● **Do this**
Return each line of the records holding the string "Rozmiar".

--- BEGIN ---

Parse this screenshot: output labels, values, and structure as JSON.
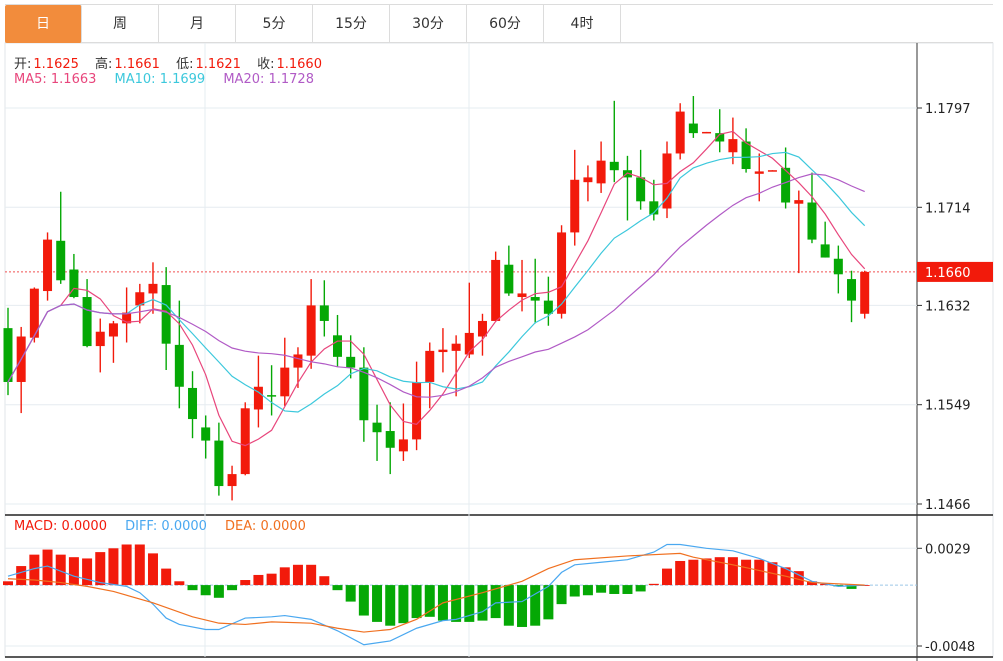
{
  "tabs": [
    {
      "label": "日",
      "active": true
    },
    {
      "label": "周"
    },
    {
      "label": "月"
    },
    {
      "label": "5分"
    },
    {
      "label": "15分"
    },
    {
      "label": "30分"
    },
    {
      "label": "60分"
    },
    {
      "label": "4时"
    }
  ],
  "ohlc_legend": {
    "open_label": "开:",
    "open": "1.1625",
    "high_label": "高:",
    "high": "1.1661",
    "low_label": "低:",
    "low": "1.1621",
    "close_label": "收:",
    "close": "1.1660"
  },
  "ma_legend": {
    "ma5": "MA5: 1.1663",
    "ma10": "MA10: 1.1699",
    "ma20": "MA20: 1.1728"
  },
  "macd_legend": {
    "macd": "MACD: 0.0000",
    "diff": "DIFF: 0.0000",
    "dea": "DEA: 0.0000"
  },
  "colors": {
    "up": "#f21a0b",
    "down": "#05a805",
    "ma5": "#e8467c",
    "ma10": "#3cc8dc",
    "ma20": "#b15bc6",
    "diff": "#4aa8f0",
    "dea": "#f07020",
    "active_tab": "#f28c3c"
  },
  "chart_data": [
    {
      "type": "candlestick",
      "title": "",
      "ylim": [
        1.1466,
        1.1797
      ],
      "yticks": [
        "1.1797",
        "1.1714",
        "1.1632",
        "1.1549",
        "1.1466"
      ],
      "last_price": "1.1660",
      "grid": true,
      "ma_periods": [
        5,
        10,
        20
      ],
      "ohlc": [
        [
          1.1613,
          1.163,
          1.1557,
          1.1568
        ],
        [
          1.1568,
          1.1614,
          1.1542,
          1.1606
        ],
        [
          1.1605,
          1.1647,
          1.1601,
          1.1646
        ],
        [
          1.1644,
          1.1693,
          1.1636,
          1.1687
        ],
        [
          1.1686,
          1.1727,
          1.165,
          1.1653
        ],
        [
          1.1662,
          1.1675,
          1.1638,
          1.1639
        ],
        [
          1.1639,
          1.1654,
          1.1597,
          1.1598
        ],
        [
          1.1598,
          1.1621,
          1.1576,
          1.161
        ],
        [
          1.1606,
          1.1619,
          1.1584,
          1.1617
        ],
        [
          1.1617,
          1.1647,
          1.1601,
          1.1626
        ],
        [
          1.1632,
          1.165,
          1.1617,
          1.1643
        ],
        [
          1.1642,
          1.1668,
          1.1625,
          1.165
        ],
        [
          1.1649,
          1.1664,
          1.1578,
          1.16
        ],
        [
          1.1599,
          1.1636,
          1.1546,
          1.1564
        ],
        [
          1.1563,
          1.1577,
          1.1521,
          1.1537
        ],
        [
          1.153,
          1.154,
          1.1504,
          1.1519
        ],
        [
          1.1519,
          1.1534,
          1.1473,
          1.1481
        ],
        [
          1.1481,
          1.1498,
          1.1469,
          1.1491
        ],
        [
          1.1491,
          1.1551,
          1.149,
          1.1546
        ],
        [
          1.1545,
          1.159,
          1.153,
          1.1564
        ],
        [
          1.1557,
          1.1582,
          1.154,
          1.1556
        ],
        [
          1.1556,
          1.1605,
          1.1548,
          1.158
        ],
        [
          1.158,
          1.1597,
          1.1563,
          1.1591
        ],
        [
          1.159,
          1.1654,
          1.1579,
          1.1632
        ],
        [
          1.1632,
          1.1653,
          1.1606,
          1.1619
        ],
        [
          1.1607,
          1.1624,
          1.1581,
          1.1589
        ],
        [
          1.1589,
          1.1607,
          1.1571,
          1.158
        ],
        [
          1.158,
          1.1597,
          1.1518,
          1.1536
        ],
        [
          1.1534,
          1.1549,
          1.1502,
          1.1526
        ],
        [
          1.1527,
          1.1551,
          1.1491,
          1.1513
        ],
        [
          1.151,
          1.155,
          1.1502,
          1.152
        ],
        [
          1.152,
          1.1585,
          1.1511,
          1.1568
        ],
        [
          1.1568,
          1.1601,
          1.1546,
          1.1594
        ],
        [
          1.1593,
          1.1613,
          1.1576,
          1.1595
        ],
        [
          1.1594,
          1.1607,
          1.1556,
          1.16
        ],
        [
          1.1591,
          1.1651,
          1.1588,
          1.1609
        ],
        [
          1.1606,
          1.1625,
          1.159,
          1.1619
        ],
        [
          1.1619,
          1.1677,
          1.1619,
          1.167
        ],
        [
          1.1666,
          1.1682,
          1.164,
          1.1642
        ],
        [
          1.1639,
          1.167,
          1.1627,
          1.1642
        ],
        [
          1.1639,
          1.1671,
          1.1617,
          1.1636
        ],
        [
          1.1636,
          1.1656,
          1.1615,
          1.1625
        ],
        [
          1.1625,
          1.1699,
          1.1621,
          1.1693
        ],
        [
          1.1693,
          1.1762,
          1.1682,
          1.1737
        ],
        [
          1.1735,
          1.1749,
          1.1719,
          1.1739
        ],
        [
          1.1734,
          1.1769,
          1.1726,
          1.1753
        ],
        [
          1.1752,
          1.1803,
          1.1735,
          1.1745
        ],
        [
          1.1745,
          1.1757,
          1.1703,
          1.1739
        ],
        [
          1.1739,
          1.1762,
          1.1712,
          1.1719
        ],
        [
          1.1719,
          1.1737,
          1.1703,
          1.1708
        ],
        [
          1.1713,
          1.1769,
          1.1705,
          1.1759
        ],
        [
          1.1759,
          1.1801,
          1.1754,
          1.1794
        ],
        [
          1.1784,
          1.1807,
          1.1772,
          1.1776
        ],
        [
          1.1776,
          1.1777,
          1.1776,
          1.1777
        ],
        [
          1.1776,
          1.1796,
          1.176,
          1.1769
        ],
        [
          1.176,
          1.1789,
          1.175,
          1.1771
        ],
        [
          1.1769,
          1.178,
          1.1743,
          1.1746
        ],
        [
          1.1742,
          1.1759,
          1.1719,
          1.1744
        ],
        [
          1.1744,
          1.1745,
          1.1744,
          1.1745
        ],
        [
          1.1747,
          1.1764,
          1.1713,
          1.1718
        ],
        [
          1.1717,
          1.1728,
          1.1659,
          1.172
        ],
        [
          1.1718,
          1.1743,
          1.1684,
          1.1687
        ],
        [
          1.1683,
          1.1702,
          1.1672,
          1.1672
        ],
        [
          1.1671,
          1.1682,
          1.1642,
          1.1658
        ],
        [
          1.1654,
          1.1661,
          1.1618,
          1.1636
        ],
        [
          1.1625,
          1.1661,
          1.1621,
          1.166
        ]
      ]
    },
    {
      "type": "bar+line",
      "title": "",
      "ylim": [
        -0.0048,
        0.0029
      ],
      "yticks": [
        "0.0029",
        "-0.0048"
      ],
      "macd": [
        0.0003,
        0.0015,
        0.0024,
        0.0028,
        0.0024,
        0.0022,
        0.0021,
        0.0026,
        0.0029,
        0.0032,
        0.0032,
        0.0025,
        0.0013,
        0.0003,
        -0.0004,
        -0.0008,
        -0.001,
        -0.0004,
        0.0004,
        0.0008,
        0.0009,
        0.0014,
        0.0016,
        0.0016,
        0.0007,
        -0.0004,
        -0.0013,
        -0.0024,
        -0.0029,
        -0.0032,
        -0.003,
        -0.0026,
        -0.0025,
        -0.0028,
        -0.0029,
        -0.0029,
        -0.0028,
        -0.0026,
        -0.0032,
        -0.0033,
        -0.0032,
        -0.0027,
        -0.0015,
        -0.0009,
        -0.0008,
        -0.0006,
        -0.0007,
        -0.0007,
        -0.0005,
        0.0001,
        0.0013,
        0.0019,
        0.002,
        0.0021,
        0.0022,
        0.0022,
        0.002,
        0.002,
        0.0018,
        0.0014,
        0.0011,
        0.0003,
        0.0001,
        -0.0001,
        -0.0003,
        0.0
      ],
      "diff_points": [
        [
          1,
          0.0007
        ],
        [
          3,
          0.0013
        ],
        [
          4,
          0.0015
        ],
        [
          6,
          0.0007
        ],
        [
          8,
          0.0002
        ],
        [
          10,
          -0.0001
        ],
        [
          11,
          -0.0006
        ],
        [
          12,
          -0.0015
        ],
        [
          13,
          -0.0026
        ],
        [
          14,
          -0.0031
        ],
        [
          16,
          -0.0035
        ],
        [
          17,
          -0.0035
        ],
        [
          19,
          -0.0026
        ],
        [
          21,
          -0.0025
        ],
        [
          22,
          -0.0024
        ],
        [
          24,
          -0.0027
        ],
        [
          26,
          -0.0036
        ],
        [
          28,
          -0.0047
        ],
        [
          30,
          -0.0044
        ],
        [
          32,
          -0.0034
        ],
        [
          34,
          -0.0028
        ],
        [
          35,
          -0.0027
        ],
        [
          37,
          -0.0021
        ],
        [
          38,
          -0.0014
        ],
        [
          40,
          -0.0013
        ],
        [
          42,
          -0.0001
        ],
        [
          43,
          0.001
        ],
        [
          44,
          0.0016
        ],
        [
          46,
          0.0018
        ],
        [
          48,
          0.002
        ],
        [
          50,
          0.0026
        ],
        [
          51,
          0.0032
        ],
        [
          52,
          0.0032
        ],
        [
          54,
          0.0029
        ],
        [
          56,
          0.0027
        ],
        [
          58,
          0.0021
        ],
        [
          60,
          0.0013
        ],
        [
          62,
          0.0003
        ],
        [
          64,
          -0.0001
        ],
        [
          66,
          0.0
        ]
      ],
      "dea_points": [
        [
          1,
          0.0005
        ],
        [
          3,
          0.0004
        ],
        [
          5,
          0.0002
        ],
        [
          7,
          -0.0001
        ],
        [
          9,
          -0.0005
        ],
        [
          12,
          -0.0014
        ],
        [
          15,
          -0.0025
        ],
        [
          17,
          -0.003
        ],
        [
          19,
          -0.0031
        ],
        [
          21,
          -0.0029
        ],
        [
          24,
          -0.003
        ],
        [
          26,
          -0.0034
        ],
        [
          28,
          -0.0037
        ],
        [
          30,
          -0.0035
        ],
        [
          32,
          -0.0027
        ],
        [
          34,
          -0.0014
        ],
        [
          37,
          -0.0006
        ],
        [
          40,
          0.0003
        ],
        [
          42,
          0.0013
        ],
        [
          44,
          0.002
        ],
        [
          48,
          0.0023
        ],
        [
          52,
          0.0025
        ],
        [
          53,
          0.0022
        ],
        [
          56,
          0.0016
        ],
        [
          60,
          0.0007
        ],
        [
          62,
          0.0002
        ],
        [
          66,
          0.0
        ]
      ]
    }
  ]
}
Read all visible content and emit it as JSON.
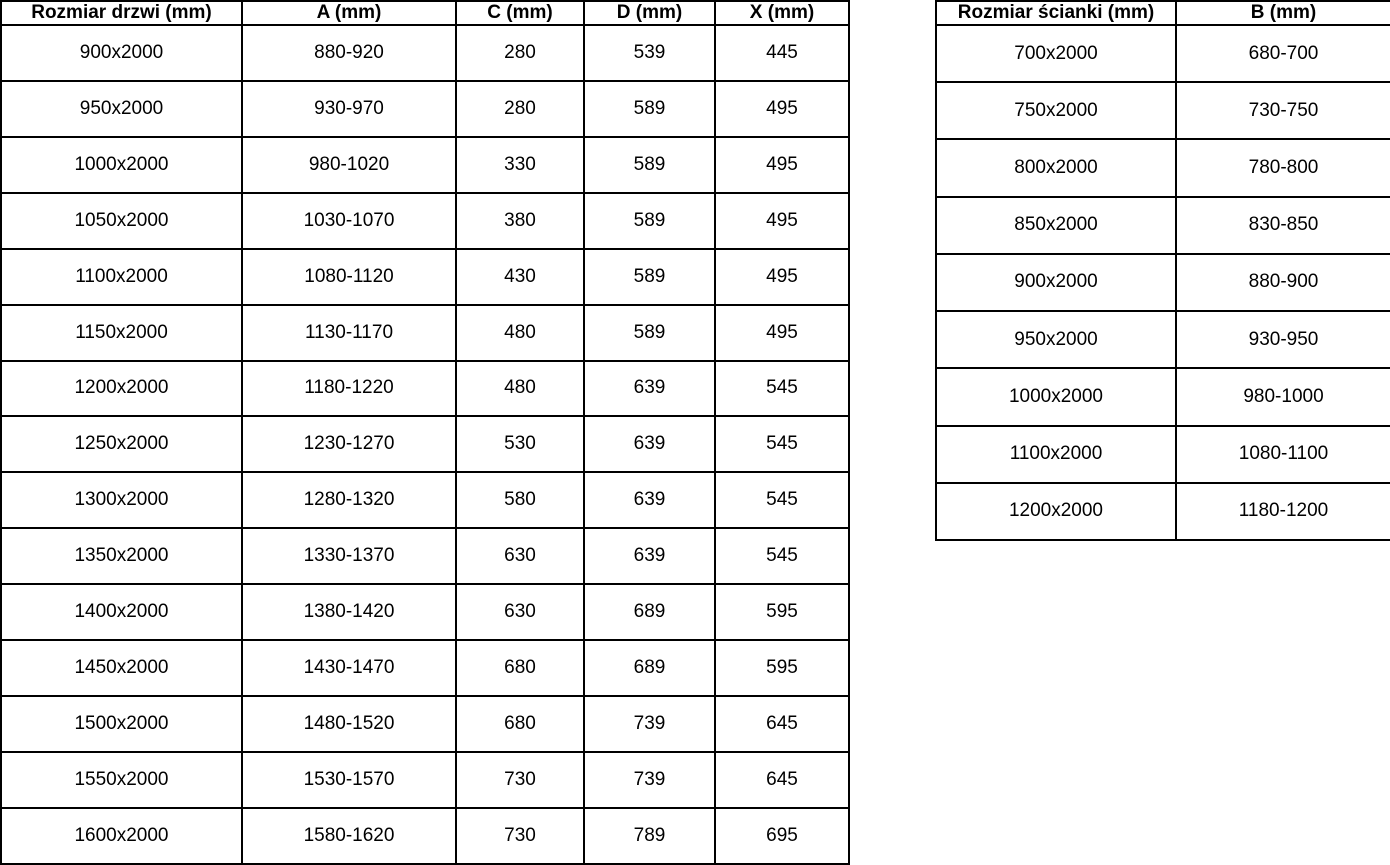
{
  "door_table": {
    "headers": [
      "Rozmiar drzwi (mm)",
      "A (mm)",
      "C (mm)",
      "D (mm)",
      "X (mm)"
    ],
    "rows": [
      [
        "900x2000",
        "880-920",
        "280",
        "539",
        "445"
      ],
      [
        "950x2000",
        "930-970",
        "280",
        "589",
        "495"
      ],
      [
        "1000x2000",
        "980-1020",
        "330",
        "589",
        "495"
      ],
      [
        "1050x2000",
        "1030-1070",
        "380",
        "589",
        "495"
      ],
      [
        "1100x2000",
        "1080-1120",
        "430",
        "589",
        "495"
      ],
      [
        "1150x2000",
        "1130-1170",
        "480",
        "589",
        "495"
      ],
      [
        "1200x2000",
        "1180-1220",
        "480",
        "639",
        "545"
      ],
      [
        "1250x2000",
        "1230-1270",
        "530",
        "639",
        "545"
      ],
      [
        "1300x2000",
        "1280-1320",
        "580",
        "639",
        "545"
      ],
      [
        "1350x2000",
        "1330-1370",
        "630",
        "639",
        "545"
      ],
      [
        "1400x2000",
        "1380-1420",
        "630",
        "689",
        "595"
      ],
      [
        "1450x2000",
        "1430-1470",
        "680",
        "689",
        "595"
      ],
      [
        "1500x2000",
        "1480-1520",
        "680",
        "739",
        "645"
      ],
      [
        "1550x2000",
        "1530-1570",
        "730",
        "739",
        "645"
      ],
      [
        "1600x2000",
        "1580-1620",
        "730",
        "789",
        "695"
      ]
    ]
  },
  "wall_table": {
    "headers": [
      "Rozmiar ścianki (mm)",
      "B (mm)"
    ],
    "rows": [
      [
        "700x2000",
        "680-700"
      ],
      [
        "750x2000",
        "730-750"
      ],
      [
        "800x2000",
        "780-800"
      ],
      [
        "850x2000",
        "830-850"
      ],
      [
        "900x2000",
        "880-900"
      ],
      [
        "950x2000",
        "930-950"
      ],
      [
        "1000x2000",
        "980-1000"
      ],
      [
        "1100x2000",
        "1080-1100"
      ],
      [
        "1200x2000",
        "1180-1200"
      ]
    ]
  },
  "colors": {
    "border": "#000000",
    "text": "#000000",
    "background": "#ffffff"
  }
}
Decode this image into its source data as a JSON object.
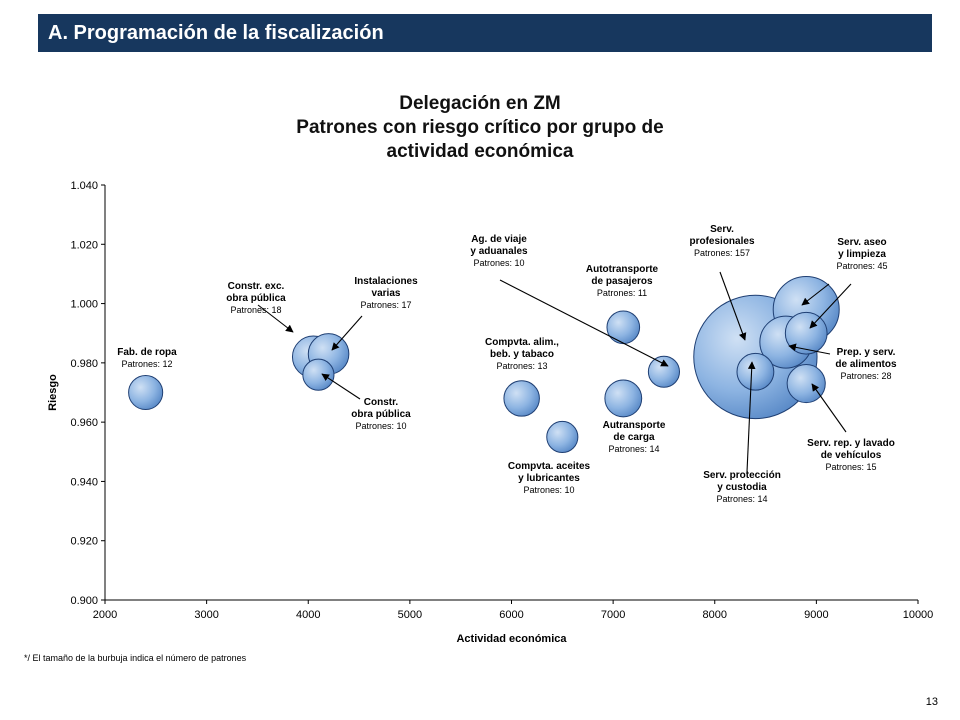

--- END ---

● **Output**
      "Rozmiar drzwi (mm)",
      "Rozmiar ścianki (mm)",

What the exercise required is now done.